● **Given information**
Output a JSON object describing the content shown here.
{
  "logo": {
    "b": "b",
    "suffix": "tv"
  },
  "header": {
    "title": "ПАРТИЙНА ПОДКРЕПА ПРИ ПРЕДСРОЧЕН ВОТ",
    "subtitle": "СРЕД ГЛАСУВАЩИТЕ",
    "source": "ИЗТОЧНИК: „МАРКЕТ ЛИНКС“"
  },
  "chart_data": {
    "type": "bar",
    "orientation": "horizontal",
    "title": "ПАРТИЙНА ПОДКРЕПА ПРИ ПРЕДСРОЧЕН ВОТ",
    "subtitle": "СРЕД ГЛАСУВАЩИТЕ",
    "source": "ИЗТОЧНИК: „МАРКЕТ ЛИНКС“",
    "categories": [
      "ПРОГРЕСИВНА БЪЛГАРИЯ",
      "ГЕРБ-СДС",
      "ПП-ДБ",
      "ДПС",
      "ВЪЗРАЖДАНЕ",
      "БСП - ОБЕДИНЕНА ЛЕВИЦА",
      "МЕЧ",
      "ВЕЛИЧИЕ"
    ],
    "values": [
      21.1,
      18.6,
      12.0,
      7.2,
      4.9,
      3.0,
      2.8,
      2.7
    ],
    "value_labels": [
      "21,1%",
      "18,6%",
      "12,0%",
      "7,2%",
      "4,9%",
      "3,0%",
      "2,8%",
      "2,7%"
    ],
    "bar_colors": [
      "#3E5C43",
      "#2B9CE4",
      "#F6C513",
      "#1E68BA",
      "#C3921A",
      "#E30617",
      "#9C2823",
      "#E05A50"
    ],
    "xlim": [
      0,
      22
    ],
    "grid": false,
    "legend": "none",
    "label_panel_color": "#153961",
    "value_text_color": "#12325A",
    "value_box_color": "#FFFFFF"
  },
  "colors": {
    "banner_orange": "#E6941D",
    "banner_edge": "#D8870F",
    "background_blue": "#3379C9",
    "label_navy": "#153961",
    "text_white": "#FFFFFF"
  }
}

● **What is expected**
Return every record above exactly as it appears.

● **Expected output**
Output a JSON object describing the content shown here.
{
  "logo": {
    "b": "b",
    "suffix": "tv"
  },
  "header": {
    "title": "ПАРТИЙНА ПОДКРЕПА ПРИ ПРЕДСРОЧЕН ВОТ",
    "subtitle": "СРЕД ГЛАСУВАЩИТЕ",
    "source": "ИЗТОЧНИК: „МАРКЕТ ЛИНКС“"
  },
  "chart_data": {
    "type": "bar",
    "orientation": "horizontal",
    "title": "ПАРТИЙНА ПОДКРЕПА ПРИ ПРЕДСРОЧЕН ВОТ",
    "subtitle": "СРЕД ГЛАСУВАЩИТЕ",
    "source": "ИЗТОЧНИК: „МАРКЕТ ЛИНКС“",
    "categories": [
      "ПРОГРЕСИВНА БЪЛГАРИЯ",
      "ГЕРБ-СДС",
      "ПП-ДБ",
      "ДПС",
      "ВЪЗРАЖДАНЕ",
      "БСП - ОБЕДИНЕНА ЛЕВИЦА",
      "МЕЧ",
      "ВЕЛИЧИЕ"
    ],
    "values": [
      21.1,
      18.6,
      12.0,
      7.2,
      4.9,
      3.0,
      2.8,
      2.7
    ],
    "value_labels": [
      "21,1%",
      "18,6%",
      "12,0%",
      "7,2%",
      "4,9%",
      "3,0%",
      "2,8%",
      "2,7%"
    ],
    "bar_colors": [
      "#3E5C43",
      "#2B9CE4",
      "#F6C513",
      "#1E68BA",
      "#C3921A",
      "#E30617",
      "#9C2823",
      "#E05A50"
    ],
    "xlim": [
      0,
      22
    ],
    "grid": false,
    "legend": "none",
    "label_panel_color": "#153961",
    "value_text_color": "#12325A",
    "value_box_color": "#FFFFFF"
  },
  "colors": {
    "banner_orange": "#E6941D",
    "banner_edge": "#D8870F",
    "background_blue": "#3379C9",
    "label_navy": "#153961",
    "text_white": "#FFFFFF"
  }
}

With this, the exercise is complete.